Data entries:
=======

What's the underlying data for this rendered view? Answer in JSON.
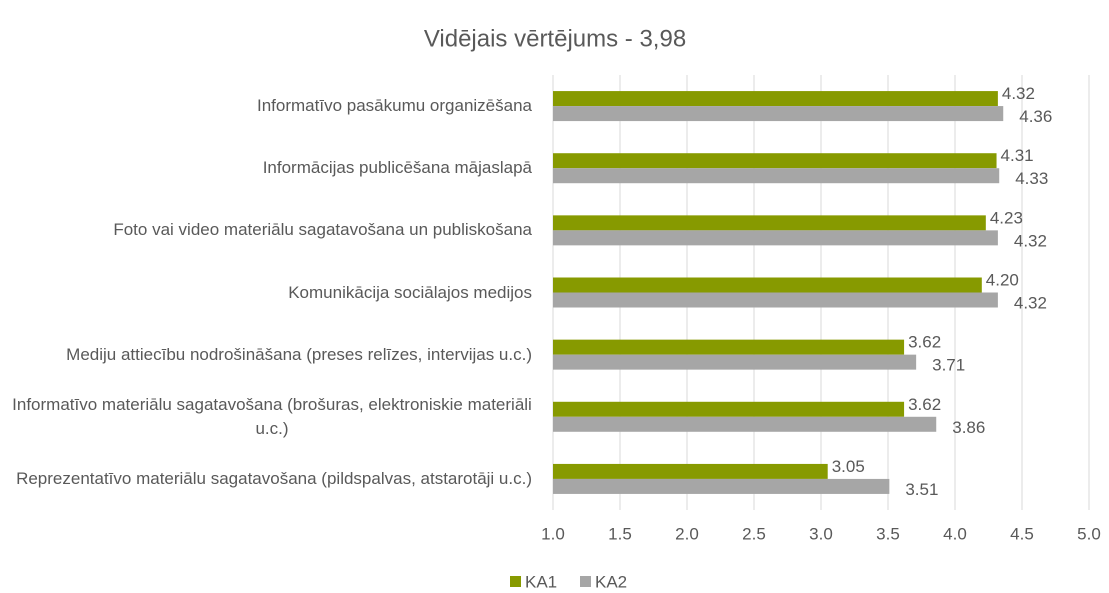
{
  "chart_data": {
    "type": "bar",
    "orientation": "horizontal",
    "title": "Vidējais vērtējums - 3,98",
    "categories": [
      "Informatīvo pasākumu organizēšana",
      "Informācijas publicēšana mājaslapā",
      "Foto vai video materiālu sagatavošana un publiskošana",
      "Komunikācija sociālajos medijos",
      "Mediju attiecību nodrošināšana (preses relīzes, intervijas u.c.)",
      "Informatīvo materiālu sagatavošana (brošuras, elektroniskie materiāli u.c.)",
      "Reprezentatīvo materiālu sagatavošana (pildspalvas, atstarotāji u.c.)"
    ],
    "series": [
      {
        "name": "KA1",
        "color": "#879a00",
        "values": [
          4.32,
          4.31,
          4.23,
          4.2,
          3.62,
          3.62,
          3.05
        ],
        "value_labels": [
          "4.32",
          "4.31",
          "4.23",
          "4.20",
          "3.62",
          "3.62",
          "3.05"
        ]
      },
      {
        "name": "KA2",
        "color": "#a6a6a6",
        "values": [
          4.36,
          4.33,
          4.32,
          4.32,
          3.71,
          3.86,
          3.51
        ],
        "value_labels": [
          "4.36",
          "4.33",
          "4.32",
          "4.32",
          "3.71",
          "3.86",
          "3.51"
        ]
      }
    ],
    "xlim": [
      1.0,
      5.0
    ],
    "xticks": [
      {
        "value": 1,
        "label": "1.0"
      },
      {
        "value": 1.5,
        "label": "1.5"
      },
      {
        "value": 2,
        "label": "2.0"
      },
      {
        "value": 2.5,
        "label": "2.5"
      },
      {
        "value": 3,
        "label": "3.0"
      },
      {
        "value": 3.5,
        "label": "3.5"
      },
      {
        "value": 4,
        "label": "4.0"
      },
      {
        "value": 4.5,
        "label": "4.5"
      },
      {
        "value": 5,
        "label": "5.0"
      }
    ],
    "grid": true,
    "legend": "bottom"
  }
}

=======

**TASK BRIEF:**
Exactly reproduce the entries above, minus the pictures.

**RIGHT ANSWER:**
What's the underlying data for this rendered view? Answer in JSON.
{
  "chart_data": {
    "type": "bar",
    "orientation": "horizontal",
    "title": "Vidējais vērtējums - 3,98",
    "categories": [
      "Informatīvo pasākumu organizēšana",
      "Informācijas publicēšana mājaslapā",
      "Foto vai video materiālu sagatavošana un publiskošana",
      "Komunikācija sociālajos medijos",
      "Mediju attiecību nodrošināšana (preses relīzes, intervijas u.c.)",
      "Informatīvo materiālu sagatavošana (brošuras, elektroniskie materiāli u.c.)",
      "Reprezentatīvo materiālu sagatavošana (pildspalvas, atstarotāji u.c.)"
    ],
    "series": [
      {
        "name": "KA1",
        "color": "#879a00",
        "values": [
          4.32,
          4.31,
          4.23,
          4.2,
          3.62,
          3.62,
          3.05
        ],
        "value_labels": [
          "4.32",
          "4.31",
          "4.23",
          "4.20",
          "3.62",
          "3.62",
          "3.05"
        ]
      },
      {
        "name": "KA2",
        "color": "#a6a6a6",
        "values": [
          4.36,
          4.33,
          4.32,
          4.32,
          3.71,
          3.86,
          3.51
        ],
        "value_labels": [
          "4.36",
          "4.33",
          "4.32",
          "4.32",
          "3.71",
          "3.86",
          "3.51"
        ]
      }
    ],
    "xlim": [
      1.0,
      5.0
    ],
    "xticks": [
      {
        "value": 1,
        "label": "1.0"
      },
      {
        "value": 1.5,
        "label": "1.5"
      },
      {
        "value": 2,
        "label": "2.0"
      },
      {
        "value": 2.5,
        "label": "2.5"
      },
      {
        "value": 3,
        "label": "3.0"
      },
      {
        "value": 3.5,
        "label": "3.5"
      },
      {
        "value": 4,
        "label": "4.0"
      },
      {
        "value": 4.5,
        "label": "4.5"
      },
      {
        "value": 5,
        "label": "5.0"
      }
    ],
    "grid": true,
    "legend": "bottom"
  }
}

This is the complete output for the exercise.